## PROBLEM DETAILS
Go through the records and give each one again exactly.
# # # # # # #
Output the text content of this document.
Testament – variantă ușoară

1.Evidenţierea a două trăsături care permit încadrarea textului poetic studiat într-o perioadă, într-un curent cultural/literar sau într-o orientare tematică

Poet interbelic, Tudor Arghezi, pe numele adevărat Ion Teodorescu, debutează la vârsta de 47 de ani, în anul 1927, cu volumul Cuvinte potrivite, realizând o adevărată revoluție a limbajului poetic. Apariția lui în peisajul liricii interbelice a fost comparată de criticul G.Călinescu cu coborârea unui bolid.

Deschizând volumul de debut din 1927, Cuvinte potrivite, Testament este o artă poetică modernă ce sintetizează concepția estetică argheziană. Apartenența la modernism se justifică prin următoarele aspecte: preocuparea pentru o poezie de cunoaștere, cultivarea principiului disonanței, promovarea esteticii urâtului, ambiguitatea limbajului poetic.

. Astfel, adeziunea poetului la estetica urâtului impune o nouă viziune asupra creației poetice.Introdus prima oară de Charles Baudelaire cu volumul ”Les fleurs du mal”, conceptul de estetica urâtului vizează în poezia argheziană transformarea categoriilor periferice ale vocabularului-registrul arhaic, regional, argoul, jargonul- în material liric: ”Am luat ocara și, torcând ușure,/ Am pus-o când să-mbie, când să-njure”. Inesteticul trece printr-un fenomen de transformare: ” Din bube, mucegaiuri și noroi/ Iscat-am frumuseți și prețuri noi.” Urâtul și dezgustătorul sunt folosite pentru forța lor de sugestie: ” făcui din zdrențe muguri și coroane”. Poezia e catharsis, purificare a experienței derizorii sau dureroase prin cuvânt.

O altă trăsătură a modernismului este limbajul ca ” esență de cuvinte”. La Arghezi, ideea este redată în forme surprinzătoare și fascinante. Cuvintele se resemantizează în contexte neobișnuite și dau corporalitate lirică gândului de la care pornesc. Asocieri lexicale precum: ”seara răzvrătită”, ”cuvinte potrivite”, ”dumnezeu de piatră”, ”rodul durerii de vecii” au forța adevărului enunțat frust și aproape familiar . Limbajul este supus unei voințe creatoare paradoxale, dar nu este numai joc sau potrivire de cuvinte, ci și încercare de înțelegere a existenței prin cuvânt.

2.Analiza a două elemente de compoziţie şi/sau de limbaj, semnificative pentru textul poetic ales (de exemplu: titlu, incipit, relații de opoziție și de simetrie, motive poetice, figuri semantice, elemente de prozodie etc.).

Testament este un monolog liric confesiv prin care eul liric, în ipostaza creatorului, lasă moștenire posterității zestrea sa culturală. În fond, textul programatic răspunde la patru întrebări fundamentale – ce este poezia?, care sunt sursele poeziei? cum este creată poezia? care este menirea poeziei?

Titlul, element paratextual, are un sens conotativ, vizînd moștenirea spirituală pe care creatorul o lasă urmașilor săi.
# # # # # # #
## TASK SOLUTION
Output the text content of this document.
Testament – variantă ușoară

1.Evidenţierea a două trăsături care permit încadrarea textului poetic studiat într-o perioadă, într-un curent cultural/literar sau într-o orientare tematică

Poet interbelic, Tudor Arghezi, pe numele adevărat Ion Teodorescu, debutează la vârsta de 47 de ani, în anul 1927, cu volumul Cuvinte potrivite, realizând o adevărată revoluție a limbajului poetic. Apariția lui în peisajul liricii interbelice a fost comparată de criticul G.Călinescu cu coborârea unui bolid.

Deschizând volumul de debut din 1927, Cuvinte potrivite, Testament este o artă poetică modernă ce sintetizează concepția estetică argheziană. Apartenența la modernism se justifică prin următoarele aspecte: preocuparea pentru o poezie de cunoaștere, cultivarea principiului disonanței, promovarea esteticii urâtului, ambiguitatea limbajului poetic.

. Astfel, adeziunea poetului la estetica urâtului impune o nouă viziune asupra creației poetice.Introdus prima oară de Charles Baudelaire cu volumul ”Les fleurs du mal”, conceptul de estetica urâtului vizează în poezia argheziană transformarea categoriilor periferice ale vocabularului-registrul arhaic, regional, argoul, jargonul- în material liric: ”Am luat ocara și, torcând ușure,/ Am pus-o când să-mbie, când să-njure”. Inesteticul trece printr-un fenomen de transformare: ” Din bube, mucegaiuri și noroi/ Iscat-am frumuseți și prețuri noi.” Urâtul și dezgustătorul sunt folosite pentru forța lor de sugestie: ” făcui din zdrențe muguri și coroane”. Poezia e catharsis, purificare a experienței derizorii sau dureroase prin cuvânt.

O altă trăsătură a modernismului este limbajul ca ” esență de cuvinte”. La Arghezi, ideea este redată în forme surprinzătoare și fascinante. Cuvintele se resemantizează în contexte neobișnuite și dau corporalitate lirică gândului de la care pornesc. Asocieri lexicale precum: ”seara răzvrătită”, ”cuvinte potrivite”, ”dumnezeu de piatră”, ”rodul durerii de vecii” au forța adevărului enunțat frust și aproape familiar . Limbajul este supus unei voințe creatoare paradoxale, dar nu este numai joc sau potrivire de cuvinte, ci și încercare de înțelegere a existenței prin cuvânt.

2.Analiza a două elemente de compoziţie şi/sau de limbaj, semnificative pentru textul poetic ales (de exemplu: titlu, incipit, relații de opoziție și de simetrie, motive poetice, figuri semantice, elemente de prozodie etc.).

Testament este un monolog liric confesiv prin care eul liric, în ipostaza creatorului, lasă moștenire posterității zestrea sa culturală. În fond, textul programatic răspunde la patru întrebări fundamentale – ce este poezia?, care sunt sursele poeziei? cum este creată poezia? care este menirea poeziei?

Titlul, element paratextual, are un sens conotativ, vizînd moștenirea spirituală pe care creatorul o lasă urmașilor săi.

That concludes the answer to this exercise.